[REQUIREMENT] Identify all lines of the data containing the string "glacés" and copy them.

--- start ---

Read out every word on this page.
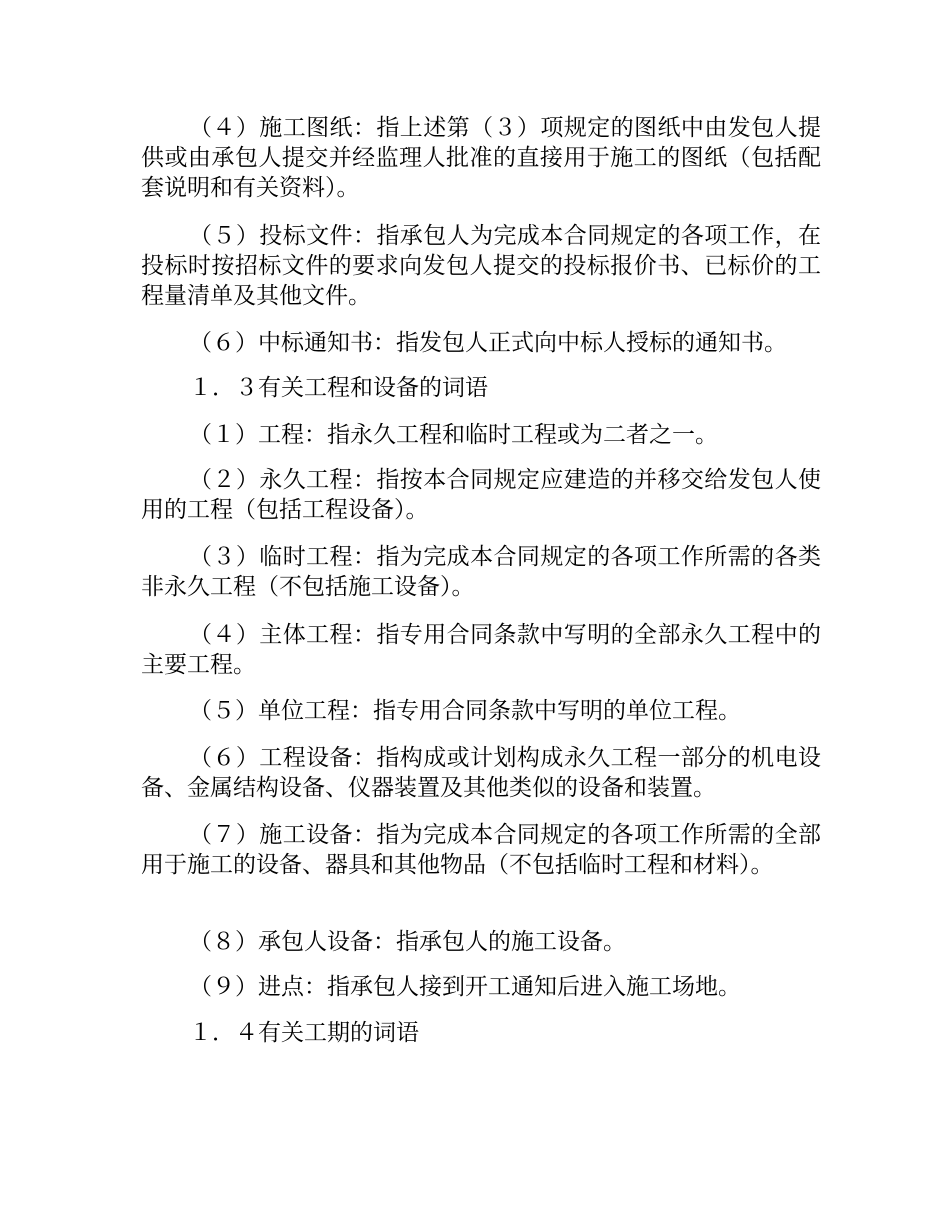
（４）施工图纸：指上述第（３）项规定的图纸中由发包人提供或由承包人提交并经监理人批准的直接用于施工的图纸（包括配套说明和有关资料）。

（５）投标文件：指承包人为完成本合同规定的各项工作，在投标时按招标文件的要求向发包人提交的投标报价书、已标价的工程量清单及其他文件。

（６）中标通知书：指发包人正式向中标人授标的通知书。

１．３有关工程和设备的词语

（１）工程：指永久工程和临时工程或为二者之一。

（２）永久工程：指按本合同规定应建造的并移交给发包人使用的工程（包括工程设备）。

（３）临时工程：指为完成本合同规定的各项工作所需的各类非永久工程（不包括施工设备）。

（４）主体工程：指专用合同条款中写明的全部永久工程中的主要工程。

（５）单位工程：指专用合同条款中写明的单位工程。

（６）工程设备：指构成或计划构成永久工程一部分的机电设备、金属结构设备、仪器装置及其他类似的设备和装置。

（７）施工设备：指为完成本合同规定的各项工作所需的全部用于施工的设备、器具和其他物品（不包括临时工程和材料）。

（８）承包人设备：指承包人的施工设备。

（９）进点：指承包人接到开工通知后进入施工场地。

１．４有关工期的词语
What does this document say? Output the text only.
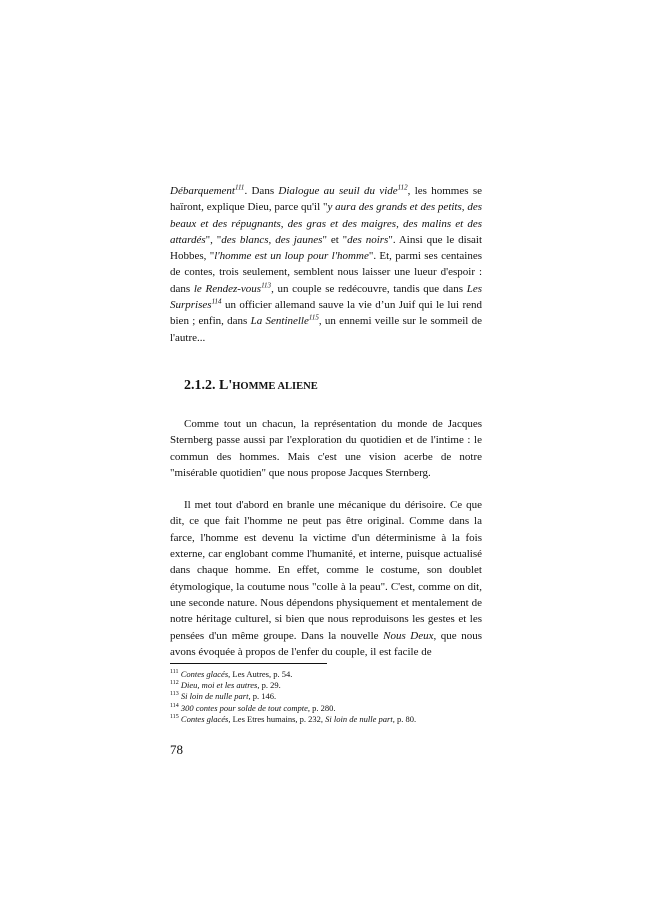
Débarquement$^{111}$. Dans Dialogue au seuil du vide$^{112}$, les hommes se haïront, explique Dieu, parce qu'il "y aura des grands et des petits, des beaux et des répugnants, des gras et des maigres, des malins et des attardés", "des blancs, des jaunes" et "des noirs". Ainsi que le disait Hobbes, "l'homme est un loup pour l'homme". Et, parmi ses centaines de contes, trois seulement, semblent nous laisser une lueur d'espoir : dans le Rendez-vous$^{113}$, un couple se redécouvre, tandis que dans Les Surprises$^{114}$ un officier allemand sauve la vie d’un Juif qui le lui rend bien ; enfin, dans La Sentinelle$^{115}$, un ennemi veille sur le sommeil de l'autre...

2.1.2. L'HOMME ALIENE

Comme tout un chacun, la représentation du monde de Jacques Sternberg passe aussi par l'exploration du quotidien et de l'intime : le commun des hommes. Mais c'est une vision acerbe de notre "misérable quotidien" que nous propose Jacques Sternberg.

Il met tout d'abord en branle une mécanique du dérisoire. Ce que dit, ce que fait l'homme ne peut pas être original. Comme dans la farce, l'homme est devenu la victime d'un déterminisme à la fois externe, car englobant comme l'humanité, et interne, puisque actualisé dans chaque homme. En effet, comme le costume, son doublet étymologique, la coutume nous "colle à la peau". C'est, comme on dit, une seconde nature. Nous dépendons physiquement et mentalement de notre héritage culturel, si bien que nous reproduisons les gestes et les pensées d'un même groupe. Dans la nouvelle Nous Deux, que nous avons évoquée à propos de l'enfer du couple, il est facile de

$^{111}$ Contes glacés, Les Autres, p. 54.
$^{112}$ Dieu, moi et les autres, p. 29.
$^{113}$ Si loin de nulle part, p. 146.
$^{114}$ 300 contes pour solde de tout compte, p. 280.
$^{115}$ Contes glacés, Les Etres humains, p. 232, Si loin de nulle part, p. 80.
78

--- end ---

[WRITTEN SOLUTION]
$^{111}$ Contes glacés, Les Autres, p. 54.
$^{115}$ Contes glacés, Les Etres humains, p. 232, Si loin de nulle part, p. 80.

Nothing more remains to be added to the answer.